▸ What is asked
The complete listing should be restated exactly.

▸ Input
====
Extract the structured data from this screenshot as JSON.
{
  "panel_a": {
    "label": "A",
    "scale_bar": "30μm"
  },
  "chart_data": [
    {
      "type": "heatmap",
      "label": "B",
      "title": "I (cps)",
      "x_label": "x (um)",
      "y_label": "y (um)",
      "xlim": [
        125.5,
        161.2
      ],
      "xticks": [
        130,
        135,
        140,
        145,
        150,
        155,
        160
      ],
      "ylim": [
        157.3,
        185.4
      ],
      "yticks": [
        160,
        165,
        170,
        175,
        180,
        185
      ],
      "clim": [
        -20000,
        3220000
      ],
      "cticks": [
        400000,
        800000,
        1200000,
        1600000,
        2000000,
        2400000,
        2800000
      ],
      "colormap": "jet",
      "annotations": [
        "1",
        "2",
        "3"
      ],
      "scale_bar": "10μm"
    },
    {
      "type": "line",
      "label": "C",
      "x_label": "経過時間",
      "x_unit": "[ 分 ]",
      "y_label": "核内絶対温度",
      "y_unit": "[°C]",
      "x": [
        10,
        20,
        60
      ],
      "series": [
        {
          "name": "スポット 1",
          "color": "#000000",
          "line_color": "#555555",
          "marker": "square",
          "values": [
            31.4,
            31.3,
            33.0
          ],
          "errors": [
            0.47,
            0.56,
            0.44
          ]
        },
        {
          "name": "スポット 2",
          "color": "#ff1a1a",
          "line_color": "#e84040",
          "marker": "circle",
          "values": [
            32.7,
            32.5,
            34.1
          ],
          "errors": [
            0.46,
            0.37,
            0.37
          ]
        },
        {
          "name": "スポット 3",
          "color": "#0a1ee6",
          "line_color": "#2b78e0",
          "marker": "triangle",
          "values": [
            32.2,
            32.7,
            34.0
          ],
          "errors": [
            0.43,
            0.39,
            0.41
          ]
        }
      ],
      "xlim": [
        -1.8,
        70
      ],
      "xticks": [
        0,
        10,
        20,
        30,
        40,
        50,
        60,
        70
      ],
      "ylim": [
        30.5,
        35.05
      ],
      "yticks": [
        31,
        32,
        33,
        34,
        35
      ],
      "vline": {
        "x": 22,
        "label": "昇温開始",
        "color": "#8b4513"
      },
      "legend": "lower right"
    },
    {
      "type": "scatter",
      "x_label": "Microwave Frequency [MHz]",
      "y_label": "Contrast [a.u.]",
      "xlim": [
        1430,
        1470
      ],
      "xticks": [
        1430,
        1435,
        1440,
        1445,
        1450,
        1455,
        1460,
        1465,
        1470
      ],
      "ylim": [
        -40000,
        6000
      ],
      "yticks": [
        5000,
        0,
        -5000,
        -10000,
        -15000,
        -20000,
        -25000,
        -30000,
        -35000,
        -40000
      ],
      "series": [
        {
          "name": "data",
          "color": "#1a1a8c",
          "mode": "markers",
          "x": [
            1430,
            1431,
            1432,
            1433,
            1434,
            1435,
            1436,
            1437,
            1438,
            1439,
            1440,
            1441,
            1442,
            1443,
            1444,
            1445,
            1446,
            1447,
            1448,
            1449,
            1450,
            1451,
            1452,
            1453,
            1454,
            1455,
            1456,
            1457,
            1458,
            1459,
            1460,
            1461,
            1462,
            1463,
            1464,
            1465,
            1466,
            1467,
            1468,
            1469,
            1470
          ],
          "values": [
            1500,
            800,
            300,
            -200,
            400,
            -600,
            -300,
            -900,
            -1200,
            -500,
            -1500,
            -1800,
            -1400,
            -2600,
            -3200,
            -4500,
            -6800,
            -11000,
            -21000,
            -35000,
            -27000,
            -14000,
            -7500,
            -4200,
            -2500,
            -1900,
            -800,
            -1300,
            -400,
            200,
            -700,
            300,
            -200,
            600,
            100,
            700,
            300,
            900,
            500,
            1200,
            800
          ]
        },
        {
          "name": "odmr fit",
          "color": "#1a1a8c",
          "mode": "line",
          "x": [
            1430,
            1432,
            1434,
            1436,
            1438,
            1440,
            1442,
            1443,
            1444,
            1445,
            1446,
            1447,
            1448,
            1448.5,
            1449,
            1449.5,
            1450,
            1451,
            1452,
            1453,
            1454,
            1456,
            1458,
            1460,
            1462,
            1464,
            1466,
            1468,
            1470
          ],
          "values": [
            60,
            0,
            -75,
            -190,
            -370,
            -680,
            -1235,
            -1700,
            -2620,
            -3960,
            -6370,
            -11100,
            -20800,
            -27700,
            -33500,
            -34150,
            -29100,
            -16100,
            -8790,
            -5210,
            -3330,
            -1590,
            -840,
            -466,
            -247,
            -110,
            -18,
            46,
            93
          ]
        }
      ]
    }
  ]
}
====
▸ Full solution
Extract the structured data from this screenshot as JSON.
{
  "panel_a": {
    "label": "A",
    "scale_bar": "30μm"
  },
  "chart_data": [
    {
      "type": "heatmap",
      "label": "B",
      "title": "I (cps)",
      "x_label": "x (um)",
      "y_label": "y (um)",
      "xlim": [
        125.5,
        161.2
      ],
      "xticks": [
        130,
        135,
        140,
        145,
        150,
        155,
        160
      ],
      "ylim": [
        157.3,
        185.4
      ],
      "yticks": [
        160,
        165,
        170,
        175,
        180,
        185
      ],
      "clim": [
        -20000,
        3220000
      ],
      "cticks": [
        400000,
        800000,
        1200000,
        1600000,
        2000000,
        2400000,
        2800000
      ],
      "colormap": "jet",
      "annotations": [
        "1",
        "2",
        "3"
      ],
      "scale_bar": "10μm"
    },
    {
      "type": "line",
      "label": "C",
      "x_label": "経過時間",
      "x_unit": "[ 分 ]",
      "y_label": "核内絶対温度",
      "y_unit": "[°C]",
      "x": [
        10,
        20,
        60
      ],
      "series": [
        {
          "name": "スポット 1",
          "color": "#000000",
          "line_color": "#555555",
          "marker": "square",
          "values": [
            31.4,
            31.3,
            33.0
          ],
          "errors": [
            0.47,
            0.56,
            0.44
          ]
        },
        {
          "name": "スポット 2",
          "color": "#ff1a1a",
          "line_color": "#e84040",
          "marker": "circle",
          "values": [
            32.7,
            32.5,
            34.1
          ],
          "errors": [
            0.46,
            0.37,
            0.37
          ]
        },
        {
          "name": "スポット 3",
          "color": "#0a1ee6",
          "line_color": "#2b78e0",
          "marker": "triangle",
          "values": [
            32.2,
            32.7,
            34.0
          ],
          "errors": [
            0.43,
            0.39,
            0.41
          ]
        }
      ],
      "xlim": [
        -1.8,
        70
      ],
      "xticks": [
        0,
        10,
        20,
        30,
        40,
        50,
        60,
        70
      ],
      "ylim": [
        30.5,
        35.05
      ],
      "yticks": [
        31,
        32,
        33,
        34,
        35
      ],
      "vline": {
        "x": 22,
        "label": "昇温開始",
        "color": "#8b4513"
      },
      "legend": "lower right"
    },
    {
      "type": "scatter",
      "x_label": "Microwave Frequency [MHz]",
      "y_label": "Contrast [a.u.]",
      "xlim": [
        1430,
        1470
      ],
      "xticks": [
        1430,
        1435,
        1440,
        1445,
        1450,
        1455,
        1460,
        1465,
        1470
      ],
      "ylim": [
        -40000,
        6000
      ],
      "yticks": [
        5000,
        0,
        -5000,
        -10000,
        -15000,
        -20000,
        -25000,
        -30000,
        -35000,
        -40000
      ],
      "series": [
        {
          "name": "data",
          "color": "#1a1a8c",
          "mode": "markers",
          "x": [
            1430,
            1431,
            1432,
            1433,
            1434,
            1435,
            1436,
            1437,
            1438,
            1439,
            1440,
            1441,
            1442,
            1443,
            1444,
            1445,
            1446,
            1447,
            1448,
            1449,
            1450,
            1451,
            1452,
            1453,
            1454,
            1455,
            1456,
            1457,
            1458,
            1459,
            1460,
            1461,
            1462,
            1463,
            1464,
            1465,
            1466,
            1467,
            1468,
            1469,
            1470
          ],
          "values": [
            1500,
            800,
            300,
            -200,
            400,
            -600,
            -300,
            -900,
            -1200,
            -500,
            -1500,
            -1800,
            -1400,
            -2600,
            -3200,
            -4500,
            -6800,
            -11000,
            -21000,
            -35000,
            -27000,
            -14000,
            -7500,
            -4200,
            -2500,
            -1900,
            -800,
            -1300,
            -400,
            200,
            -700,
            300,
            -200,
            600,
            100,
            700,
            300,
            900,
            500,
            1200,
            800
          ]
        },
        {
          "name": "odmr fit",
          "color": "#1a1a8c",
          "mode": "line",
          "x": [
            1430,
            1432,
            1434,
            1436,
            1438,
            1440,
            1442,
            1443,
            1444,
            1445,
            1446,
            1447,
            1448,
            1448.5,
            1449,
            1449.5,
            1450,
            1451,
            1452,
            1453,
            1454,
            1456,
            1458,
            1460,
            1462,
            1464,
            1466,
            1468,
            1470
          ],
          "values": [
            60,
            0,
            -75,
            -190,
            -370,
            -680,
            -1235,
            -1700,
            -2620,
            -3960,
            -6370,
            -11100,
            -20800,
            -27700,
            -33500,
            -34150,
            -29100,
            -16100,
            -8790,
            -5210,
            -3330,
            -1590,
            -840,
            -466,
            -247,
            -110,
            -18,
            46,
            93
          ]
        }
      ]
    }
  ]
}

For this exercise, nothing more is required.